Entries shown:

==========

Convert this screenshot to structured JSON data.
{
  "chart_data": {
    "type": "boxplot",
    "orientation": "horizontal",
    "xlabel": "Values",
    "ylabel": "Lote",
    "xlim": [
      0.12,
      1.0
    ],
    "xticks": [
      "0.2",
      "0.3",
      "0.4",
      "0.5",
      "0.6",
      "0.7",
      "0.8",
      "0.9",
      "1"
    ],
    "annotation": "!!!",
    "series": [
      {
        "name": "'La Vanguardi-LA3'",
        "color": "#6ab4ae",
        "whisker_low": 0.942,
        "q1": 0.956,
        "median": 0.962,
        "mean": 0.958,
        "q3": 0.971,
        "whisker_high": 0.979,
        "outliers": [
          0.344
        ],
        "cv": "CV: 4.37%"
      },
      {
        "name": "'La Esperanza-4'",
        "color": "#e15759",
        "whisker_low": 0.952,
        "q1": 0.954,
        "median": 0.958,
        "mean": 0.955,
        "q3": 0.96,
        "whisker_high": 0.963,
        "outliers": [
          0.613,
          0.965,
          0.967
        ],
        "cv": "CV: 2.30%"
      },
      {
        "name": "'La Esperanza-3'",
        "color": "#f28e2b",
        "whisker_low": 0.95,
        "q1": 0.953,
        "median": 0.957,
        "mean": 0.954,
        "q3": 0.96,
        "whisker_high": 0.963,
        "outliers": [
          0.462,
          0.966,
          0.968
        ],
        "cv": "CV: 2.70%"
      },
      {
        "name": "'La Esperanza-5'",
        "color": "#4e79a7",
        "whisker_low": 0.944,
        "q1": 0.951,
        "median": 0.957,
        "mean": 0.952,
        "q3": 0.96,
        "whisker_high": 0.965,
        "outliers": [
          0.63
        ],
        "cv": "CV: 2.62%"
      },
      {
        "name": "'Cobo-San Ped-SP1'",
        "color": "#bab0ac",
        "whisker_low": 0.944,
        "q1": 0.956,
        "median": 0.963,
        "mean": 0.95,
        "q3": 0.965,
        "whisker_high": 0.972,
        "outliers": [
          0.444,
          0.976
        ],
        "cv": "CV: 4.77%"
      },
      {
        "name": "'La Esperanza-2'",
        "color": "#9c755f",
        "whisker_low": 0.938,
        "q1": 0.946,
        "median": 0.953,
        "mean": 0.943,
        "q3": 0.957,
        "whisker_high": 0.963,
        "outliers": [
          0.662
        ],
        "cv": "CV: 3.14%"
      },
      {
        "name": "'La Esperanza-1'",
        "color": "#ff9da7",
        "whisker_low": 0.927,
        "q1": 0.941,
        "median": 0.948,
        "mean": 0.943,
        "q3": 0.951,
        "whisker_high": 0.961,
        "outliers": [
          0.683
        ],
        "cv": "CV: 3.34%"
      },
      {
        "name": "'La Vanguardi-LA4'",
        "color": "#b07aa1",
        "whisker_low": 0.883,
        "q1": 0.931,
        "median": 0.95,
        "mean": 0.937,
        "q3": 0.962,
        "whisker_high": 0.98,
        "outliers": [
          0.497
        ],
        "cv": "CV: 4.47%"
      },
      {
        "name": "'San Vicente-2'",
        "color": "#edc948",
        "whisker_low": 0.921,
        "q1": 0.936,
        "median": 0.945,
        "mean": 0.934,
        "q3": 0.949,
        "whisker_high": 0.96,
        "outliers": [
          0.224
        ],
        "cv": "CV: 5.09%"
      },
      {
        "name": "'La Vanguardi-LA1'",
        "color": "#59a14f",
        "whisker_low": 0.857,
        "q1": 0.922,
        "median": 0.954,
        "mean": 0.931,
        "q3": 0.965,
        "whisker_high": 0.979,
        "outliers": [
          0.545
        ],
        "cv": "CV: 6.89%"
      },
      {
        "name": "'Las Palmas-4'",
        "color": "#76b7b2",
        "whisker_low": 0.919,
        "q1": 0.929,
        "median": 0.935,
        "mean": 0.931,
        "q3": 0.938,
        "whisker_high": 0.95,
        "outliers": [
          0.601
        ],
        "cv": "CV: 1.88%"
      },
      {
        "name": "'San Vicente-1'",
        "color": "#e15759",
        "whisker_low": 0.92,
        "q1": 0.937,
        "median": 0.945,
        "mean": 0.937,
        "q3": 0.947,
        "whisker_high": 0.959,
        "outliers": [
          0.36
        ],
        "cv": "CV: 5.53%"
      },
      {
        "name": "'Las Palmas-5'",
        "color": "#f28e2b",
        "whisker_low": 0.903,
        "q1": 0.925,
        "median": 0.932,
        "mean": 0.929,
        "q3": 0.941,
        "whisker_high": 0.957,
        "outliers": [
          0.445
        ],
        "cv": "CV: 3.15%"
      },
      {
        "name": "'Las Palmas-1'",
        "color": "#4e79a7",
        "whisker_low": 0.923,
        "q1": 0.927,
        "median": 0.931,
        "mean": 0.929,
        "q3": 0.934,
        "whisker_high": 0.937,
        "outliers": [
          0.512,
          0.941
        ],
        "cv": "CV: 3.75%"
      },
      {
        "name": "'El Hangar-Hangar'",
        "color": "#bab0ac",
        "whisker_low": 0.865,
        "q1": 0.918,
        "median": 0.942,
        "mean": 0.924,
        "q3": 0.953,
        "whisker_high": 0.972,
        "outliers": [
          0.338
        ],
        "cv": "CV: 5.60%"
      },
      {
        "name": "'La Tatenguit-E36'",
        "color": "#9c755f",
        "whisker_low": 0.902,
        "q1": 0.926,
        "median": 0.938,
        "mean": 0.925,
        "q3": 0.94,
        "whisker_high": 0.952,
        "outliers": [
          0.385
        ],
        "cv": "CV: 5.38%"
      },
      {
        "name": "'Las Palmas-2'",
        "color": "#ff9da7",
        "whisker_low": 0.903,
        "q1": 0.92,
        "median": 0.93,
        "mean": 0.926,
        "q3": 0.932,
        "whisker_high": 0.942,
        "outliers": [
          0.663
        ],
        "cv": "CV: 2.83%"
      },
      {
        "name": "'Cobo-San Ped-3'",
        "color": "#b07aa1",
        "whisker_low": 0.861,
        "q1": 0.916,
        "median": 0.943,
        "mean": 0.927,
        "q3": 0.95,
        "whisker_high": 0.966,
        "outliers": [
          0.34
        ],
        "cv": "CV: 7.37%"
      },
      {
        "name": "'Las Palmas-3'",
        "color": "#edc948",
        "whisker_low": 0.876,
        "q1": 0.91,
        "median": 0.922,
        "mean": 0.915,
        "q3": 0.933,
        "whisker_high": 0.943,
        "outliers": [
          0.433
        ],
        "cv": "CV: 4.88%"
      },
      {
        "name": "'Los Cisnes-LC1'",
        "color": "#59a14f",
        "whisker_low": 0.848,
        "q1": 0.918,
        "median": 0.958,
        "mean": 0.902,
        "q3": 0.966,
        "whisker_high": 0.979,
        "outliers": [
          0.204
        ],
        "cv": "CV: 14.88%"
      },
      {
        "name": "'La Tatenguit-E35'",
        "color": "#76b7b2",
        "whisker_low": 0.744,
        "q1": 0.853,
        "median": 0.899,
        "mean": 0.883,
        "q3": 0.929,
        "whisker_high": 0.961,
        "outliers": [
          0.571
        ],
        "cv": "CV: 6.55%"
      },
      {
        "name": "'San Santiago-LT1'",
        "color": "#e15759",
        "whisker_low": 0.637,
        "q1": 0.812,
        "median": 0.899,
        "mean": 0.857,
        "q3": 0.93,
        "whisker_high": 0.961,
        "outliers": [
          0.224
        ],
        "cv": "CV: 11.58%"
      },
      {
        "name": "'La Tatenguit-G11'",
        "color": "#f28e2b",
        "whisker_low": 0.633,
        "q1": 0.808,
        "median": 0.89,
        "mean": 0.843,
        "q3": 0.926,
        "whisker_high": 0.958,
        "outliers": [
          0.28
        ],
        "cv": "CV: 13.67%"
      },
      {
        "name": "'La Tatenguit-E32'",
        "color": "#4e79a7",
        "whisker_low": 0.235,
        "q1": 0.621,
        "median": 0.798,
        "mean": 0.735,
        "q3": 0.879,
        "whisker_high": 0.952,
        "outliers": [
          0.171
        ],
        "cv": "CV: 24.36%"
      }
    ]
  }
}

==========

Identify lines with the string "Vicente". Copy each one.

        "name": "'San Vicente-2'",
        "name": "'San Vicente-1'",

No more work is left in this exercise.